+++ Material for the task +++

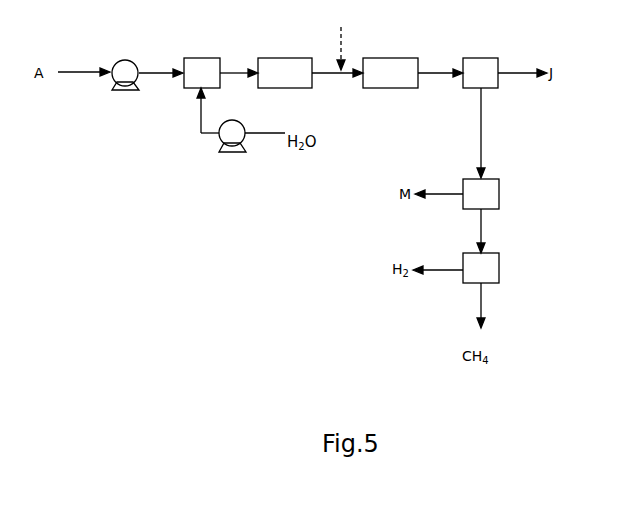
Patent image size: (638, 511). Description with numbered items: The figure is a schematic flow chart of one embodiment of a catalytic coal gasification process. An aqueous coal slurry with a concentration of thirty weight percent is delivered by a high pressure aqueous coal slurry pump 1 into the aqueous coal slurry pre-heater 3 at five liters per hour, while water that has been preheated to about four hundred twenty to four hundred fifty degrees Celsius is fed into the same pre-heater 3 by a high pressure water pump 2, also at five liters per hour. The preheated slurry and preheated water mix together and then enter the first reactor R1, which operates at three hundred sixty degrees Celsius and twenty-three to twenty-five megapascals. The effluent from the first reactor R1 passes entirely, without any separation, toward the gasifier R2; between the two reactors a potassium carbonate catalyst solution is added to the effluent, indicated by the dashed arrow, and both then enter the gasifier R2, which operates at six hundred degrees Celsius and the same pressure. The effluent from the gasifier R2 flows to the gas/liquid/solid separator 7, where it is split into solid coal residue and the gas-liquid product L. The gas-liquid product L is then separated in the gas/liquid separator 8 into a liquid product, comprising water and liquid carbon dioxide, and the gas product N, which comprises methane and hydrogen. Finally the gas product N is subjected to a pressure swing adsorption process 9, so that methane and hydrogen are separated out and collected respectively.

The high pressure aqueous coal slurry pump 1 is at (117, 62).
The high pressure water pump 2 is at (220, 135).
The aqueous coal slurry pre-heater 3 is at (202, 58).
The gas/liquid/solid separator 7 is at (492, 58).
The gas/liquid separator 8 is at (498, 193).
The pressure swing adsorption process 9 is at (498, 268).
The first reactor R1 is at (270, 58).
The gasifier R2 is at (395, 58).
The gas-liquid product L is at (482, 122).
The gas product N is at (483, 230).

+++
+++ Material for the task +++

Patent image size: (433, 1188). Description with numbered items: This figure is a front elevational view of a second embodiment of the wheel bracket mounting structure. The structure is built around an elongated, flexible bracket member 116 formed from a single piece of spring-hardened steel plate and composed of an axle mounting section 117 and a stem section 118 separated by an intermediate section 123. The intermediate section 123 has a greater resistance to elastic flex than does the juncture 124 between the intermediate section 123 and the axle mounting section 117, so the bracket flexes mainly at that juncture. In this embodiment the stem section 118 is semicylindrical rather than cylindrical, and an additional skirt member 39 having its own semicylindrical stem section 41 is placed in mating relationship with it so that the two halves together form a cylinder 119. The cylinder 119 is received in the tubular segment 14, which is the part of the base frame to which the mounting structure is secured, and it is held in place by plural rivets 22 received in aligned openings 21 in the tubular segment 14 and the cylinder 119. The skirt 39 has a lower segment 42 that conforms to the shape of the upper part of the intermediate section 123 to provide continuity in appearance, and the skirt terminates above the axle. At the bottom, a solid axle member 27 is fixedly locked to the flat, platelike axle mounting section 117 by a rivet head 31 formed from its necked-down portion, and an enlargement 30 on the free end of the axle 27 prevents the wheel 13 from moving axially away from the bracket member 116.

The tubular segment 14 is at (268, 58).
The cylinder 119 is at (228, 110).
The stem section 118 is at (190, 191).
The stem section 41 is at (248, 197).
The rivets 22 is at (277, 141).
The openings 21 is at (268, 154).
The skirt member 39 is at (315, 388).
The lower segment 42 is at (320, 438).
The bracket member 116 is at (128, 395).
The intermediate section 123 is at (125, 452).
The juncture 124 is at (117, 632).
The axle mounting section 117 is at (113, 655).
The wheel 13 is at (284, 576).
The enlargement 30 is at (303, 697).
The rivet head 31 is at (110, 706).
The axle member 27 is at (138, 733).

+++
+++ Material for the task +++

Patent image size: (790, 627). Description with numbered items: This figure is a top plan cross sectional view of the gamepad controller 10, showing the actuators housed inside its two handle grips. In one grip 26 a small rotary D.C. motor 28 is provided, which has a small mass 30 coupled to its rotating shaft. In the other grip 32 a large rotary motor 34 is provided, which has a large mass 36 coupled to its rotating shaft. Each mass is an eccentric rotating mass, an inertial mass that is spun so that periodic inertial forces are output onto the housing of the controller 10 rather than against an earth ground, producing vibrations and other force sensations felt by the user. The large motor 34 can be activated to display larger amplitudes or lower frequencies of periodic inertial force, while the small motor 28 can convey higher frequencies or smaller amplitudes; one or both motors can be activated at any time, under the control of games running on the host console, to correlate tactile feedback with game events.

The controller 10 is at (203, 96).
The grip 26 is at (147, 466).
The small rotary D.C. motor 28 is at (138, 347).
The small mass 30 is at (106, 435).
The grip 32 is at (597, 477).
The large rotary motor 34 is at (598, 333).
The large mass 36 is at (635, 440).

+++

→ **Task instructions**
Turn the stretch from the line containing "Patent image size: (638, 511)." through the line containing "The aqueous coal slurry pre-heater 3 is" into a two-column CSV with the headers "prompt" and "response". Give one row per item, with its text under "prompt" and its answer under "response". Put each value in one quoted field and replace any line breaks with spaces.

→ **Expected output**
prompt,response
"Patent image size: (638, 511). Description with numbered items: The figure is a schematic flow chart of one embodiment of a catalytic coal gasification process. An aqueous coal slurry with a concentration of thirty weight percent is delivered by a high pressure aqueous coal slurry pump 1 into the aqueous coal slurry pre-heater 3 at five liters per hour, while water that has been preheated to about four hundred twenty to four hundred fifty degrees Celsius is fed into the same pre-heater 3 by a high pressure water pump 2, also at five liters per hour. The preheated slurry and preheated water mix together and then enter the first reactor R1, which operates at three hundred sixty degrees Celsius and twenty-three to twenty-five megapascals. The effluent from the first reactor R1 passes entirely, without any separation, toward the gasifier R2; between the two reactors a potassium carbonate catalyst solution is added to the effluent, indicated by the dashed arrow, and both then enter the gasifier R2, which operates at six hundred degrees Celsius and the same pressure. The effluent from the gasifier R2 flows to the gas/liquid/solid separator 7, where it is split into solid coal residue and the gas-liquid product L. The gas-liquid product L is then separated in the gas/liquid separator 8 into a liquid product, comprising water and liquid carbon dioxide, and the gas product N, which comprises methane and hydrogen. Finally the gas product N is subjected to a pressure swing adsorption process 9, so that methane and hydrogen are separated out and collected respectively.","The high pressure aqueous coal slurry pump 1 is at (117, 62). The high pressure water pump 2 is at (220, 135). The aqueous coal slurry pre-heater 3 is at (202, 58)."